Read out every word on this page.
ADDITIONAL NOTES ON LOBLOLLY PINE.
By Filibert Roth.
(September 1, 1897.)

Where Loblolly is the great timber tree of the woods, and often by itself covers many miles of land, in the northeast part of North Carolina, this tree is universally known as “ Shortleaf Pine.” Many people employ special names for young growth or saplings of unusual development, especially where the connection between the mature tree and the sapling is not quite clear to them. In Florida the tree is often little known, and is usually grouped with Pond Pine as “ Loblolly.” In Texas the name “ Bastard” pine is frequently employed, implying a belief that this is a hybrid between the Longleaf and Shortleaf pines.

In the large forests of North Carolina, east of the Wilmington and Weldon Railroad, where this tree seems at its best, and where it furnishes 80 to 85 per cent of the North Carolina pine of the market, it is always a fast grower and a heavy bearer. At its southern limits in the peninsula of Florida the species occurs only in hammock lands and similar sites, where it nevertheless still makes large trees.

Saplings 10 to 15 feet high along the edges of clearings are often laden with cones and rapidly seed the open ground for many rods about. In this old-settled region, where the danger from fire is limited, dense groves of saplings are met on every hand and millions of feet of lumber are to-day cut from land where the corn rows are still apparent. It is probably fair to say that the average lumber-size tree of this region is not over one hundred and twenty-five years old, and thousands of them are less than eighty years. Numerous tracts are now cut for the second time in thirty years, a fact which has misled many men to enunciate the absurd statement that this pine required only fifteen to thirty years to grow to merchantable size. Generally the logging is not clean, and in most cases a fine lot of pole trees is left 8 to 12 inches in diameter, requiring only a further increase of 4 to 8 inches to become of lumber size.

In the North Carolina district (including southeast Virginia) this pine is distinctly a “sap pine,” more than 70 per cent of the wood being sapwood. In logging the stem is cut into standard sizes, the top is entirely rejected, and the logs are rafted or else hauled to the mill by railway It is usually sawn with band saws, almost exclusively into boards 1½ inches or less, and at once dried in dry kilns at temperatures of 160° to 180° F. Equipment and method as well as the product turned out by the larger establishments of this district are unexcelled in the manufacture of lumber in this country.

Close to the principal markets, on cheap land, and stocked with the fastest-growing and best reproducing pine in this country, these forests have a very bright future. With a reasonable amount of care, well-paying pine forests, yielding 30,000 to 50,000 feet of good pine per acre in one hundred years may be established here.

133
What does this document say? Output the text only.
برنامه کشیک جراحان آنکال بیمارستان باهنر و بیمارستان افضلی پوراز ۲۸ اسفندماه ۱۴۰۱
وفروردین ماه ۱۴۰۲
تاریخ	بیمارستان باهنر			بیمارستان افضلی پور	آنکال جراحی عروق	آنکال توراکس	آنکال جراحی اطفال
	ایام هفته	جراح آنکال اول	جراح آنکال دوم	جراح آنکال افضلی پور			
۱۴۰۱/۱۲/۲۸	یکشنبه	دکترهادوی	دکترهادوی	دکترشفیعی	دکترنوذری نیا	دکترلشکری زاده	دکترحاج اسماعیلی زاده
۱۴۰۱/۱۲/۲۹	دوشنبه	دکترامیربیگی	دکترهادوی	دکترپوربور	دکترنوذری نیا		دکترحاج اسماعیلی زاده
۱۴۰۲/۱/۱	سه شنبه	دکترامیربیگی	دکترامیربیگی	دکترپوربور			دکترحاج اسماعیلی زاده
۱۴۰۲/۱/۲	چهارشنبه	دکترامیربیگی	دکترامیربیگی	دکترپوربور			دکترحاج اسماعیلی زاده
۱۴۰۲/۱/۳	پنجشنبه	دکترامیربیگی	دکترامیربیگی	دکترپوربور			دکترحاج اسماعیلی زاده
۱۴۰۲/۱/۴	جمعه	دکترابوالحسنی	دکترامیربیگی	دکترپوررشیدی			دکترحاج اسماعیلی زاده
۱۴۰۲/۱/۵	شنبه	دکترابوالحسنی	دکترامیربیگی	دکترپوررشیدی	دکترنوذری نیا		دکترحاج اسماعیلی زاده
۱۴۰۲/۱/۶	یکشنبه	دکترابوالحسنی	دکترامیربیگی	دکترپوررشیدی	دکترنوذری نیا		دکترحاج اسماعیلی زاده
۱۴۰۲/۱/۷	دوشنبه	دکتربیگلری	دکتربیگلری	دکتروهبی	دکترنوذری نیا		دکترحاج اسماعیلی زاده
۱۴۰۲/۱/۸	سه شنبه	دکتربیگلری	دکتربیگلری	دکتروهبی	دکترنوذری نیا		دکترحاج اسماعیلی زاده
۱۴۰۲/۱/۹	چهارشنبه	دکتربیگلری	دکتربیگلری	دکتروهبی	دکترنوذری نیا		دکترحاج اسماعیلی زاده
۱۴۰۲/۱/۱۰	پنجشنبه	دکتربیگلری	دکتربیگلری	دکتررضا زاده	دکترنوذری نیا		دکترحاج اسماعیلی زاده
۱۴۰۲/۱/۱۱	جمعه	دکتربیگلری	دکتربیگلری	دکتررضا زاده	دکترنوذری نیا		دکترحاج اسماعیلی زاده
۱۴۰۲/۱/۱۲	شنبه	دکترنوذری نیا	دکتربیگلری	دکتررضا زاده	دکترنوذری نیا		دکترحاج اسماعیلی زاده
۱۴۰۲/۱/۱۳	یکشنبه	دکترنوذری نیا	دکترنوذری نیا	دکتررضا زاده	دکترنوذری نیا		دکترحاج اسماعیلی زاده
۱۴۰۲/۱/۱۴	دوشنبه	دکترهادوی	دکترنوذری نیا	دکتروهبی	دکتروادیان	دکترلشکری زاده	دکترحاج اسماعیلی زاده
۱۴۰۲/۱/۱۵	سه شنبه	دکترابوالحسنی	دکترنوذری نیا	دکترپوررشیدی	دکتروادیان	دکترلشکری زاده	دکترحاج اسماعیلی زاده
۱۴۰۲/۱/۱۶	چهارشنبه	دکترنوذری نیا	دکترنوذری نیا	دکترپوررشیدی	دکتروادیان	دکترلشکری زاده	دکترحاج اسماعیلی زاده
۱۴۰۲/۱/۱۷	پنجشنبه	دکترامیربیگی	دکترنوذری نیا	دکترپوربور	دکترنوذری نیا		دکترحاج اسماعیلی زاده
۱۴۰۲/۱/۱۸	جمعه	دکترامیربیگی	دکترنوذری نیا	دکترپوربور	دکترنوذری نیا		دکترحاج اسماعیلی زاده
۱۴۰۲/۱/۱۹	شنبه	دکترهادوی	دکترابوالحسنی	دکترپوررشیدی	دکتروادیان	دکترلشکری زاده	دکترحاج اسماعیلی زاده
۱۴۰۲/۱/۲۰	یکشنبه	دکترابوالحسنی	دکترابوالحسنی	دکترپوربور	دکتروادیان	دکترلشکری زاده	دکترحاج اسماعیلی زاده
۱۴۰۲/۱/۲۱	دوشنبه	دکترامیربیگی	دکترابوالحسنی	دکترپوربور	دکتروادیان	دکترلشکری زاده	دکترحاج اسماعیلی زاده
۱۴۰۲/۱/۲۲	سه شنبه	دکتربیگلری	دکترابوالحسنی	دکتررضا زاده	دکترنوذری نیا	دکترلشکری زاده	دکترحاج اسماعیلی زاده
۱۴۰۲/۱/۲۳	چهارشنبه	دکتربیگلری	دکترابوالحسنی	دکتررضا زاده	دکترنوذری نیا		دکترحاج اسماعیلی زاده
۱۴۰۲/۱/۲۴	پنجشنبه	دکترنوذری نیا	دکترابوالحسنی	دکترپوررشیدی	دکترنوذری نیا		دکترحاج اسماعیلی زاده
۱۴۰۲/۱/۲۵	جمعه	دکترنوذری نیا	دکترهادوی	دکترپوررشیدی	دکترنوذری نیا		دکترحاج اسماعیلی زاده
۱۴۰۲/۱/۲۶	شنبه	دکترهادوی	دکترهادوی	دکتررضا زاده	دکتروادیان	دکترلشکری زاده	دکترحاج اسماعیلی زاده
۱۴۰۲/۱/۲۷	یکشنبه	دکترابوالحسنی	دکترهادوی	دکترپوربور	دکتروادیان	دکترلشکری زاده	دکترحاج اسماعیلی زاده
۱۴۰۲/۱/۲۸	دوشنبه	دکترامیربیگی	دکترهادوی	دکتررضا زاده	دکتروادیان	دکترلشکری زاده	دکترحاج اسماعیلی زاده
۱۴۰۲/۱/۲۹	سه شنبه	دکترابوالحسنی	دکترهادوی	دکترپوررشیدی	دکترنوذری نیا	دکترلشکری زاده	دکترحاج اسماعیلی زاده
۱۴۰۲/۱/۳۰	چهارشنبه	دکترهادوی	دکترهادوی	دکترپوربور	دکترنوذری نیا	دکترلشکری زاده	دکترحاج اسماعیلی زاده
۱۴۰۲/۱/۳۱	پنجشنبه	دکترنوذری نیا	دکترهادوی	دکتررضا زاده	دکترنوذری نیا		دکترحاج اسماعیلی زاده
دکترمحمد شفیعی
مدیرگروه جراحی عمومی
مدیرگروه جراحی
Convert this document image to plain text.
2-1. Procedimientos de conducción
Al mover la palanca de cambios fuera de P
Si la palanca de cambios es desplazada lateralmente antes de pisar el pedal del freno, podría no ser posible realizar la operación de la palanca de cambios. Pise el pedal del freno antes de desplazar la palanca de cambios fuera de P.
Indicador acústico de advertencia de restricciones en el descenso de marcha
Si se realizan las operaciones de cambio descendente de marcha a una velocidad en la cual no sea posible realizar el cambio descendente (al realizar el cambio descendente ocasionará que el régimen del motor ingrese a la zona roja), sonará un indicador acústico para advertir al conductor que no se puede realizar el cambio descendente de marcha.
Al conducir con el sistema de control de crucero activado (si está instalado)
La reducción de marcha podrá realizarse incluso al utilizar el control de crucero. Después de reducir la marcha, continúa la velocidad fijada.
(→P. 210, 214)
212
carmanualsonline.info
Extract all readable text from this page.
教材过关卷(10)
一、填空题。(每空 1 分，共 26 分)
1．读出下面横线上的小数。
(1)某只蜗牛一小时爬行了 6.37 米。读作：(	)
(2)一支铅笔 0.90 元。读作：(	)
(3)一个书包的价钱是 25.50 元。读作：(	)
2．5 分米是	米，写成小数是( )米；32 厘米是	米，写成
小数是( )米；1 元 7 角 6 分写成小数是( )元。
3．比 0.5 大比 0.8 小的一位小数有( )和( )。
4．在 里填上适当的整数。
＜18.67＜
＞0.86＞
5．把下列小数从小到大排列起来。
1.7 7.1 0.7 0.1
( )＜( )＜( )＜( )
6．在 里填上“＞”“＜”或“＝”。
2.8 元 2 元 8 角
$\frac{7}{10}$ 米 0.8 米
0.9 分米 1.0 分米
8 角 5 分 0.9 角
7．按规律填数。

EXERCISE TASK =
Using the listing above, show each line holding the string "velocidad".

COMPLETED TASK =
Si se realizan las operaciones de cambio descendente de marcha a una velocidad en la cual no sea posible realizar el cambio descendente (al realizar el cambio descendente ocasionará que el régimen del motor ingrese a la zona roja), sonará un indicador acústico para advertir al conductor que no se puede realizar el cambio descendente de marcha.
La reducción de marcha podrá realizarse incluso al utilizar el control de crucero. Después de reducir la marcha, continúa la velocidad fijada.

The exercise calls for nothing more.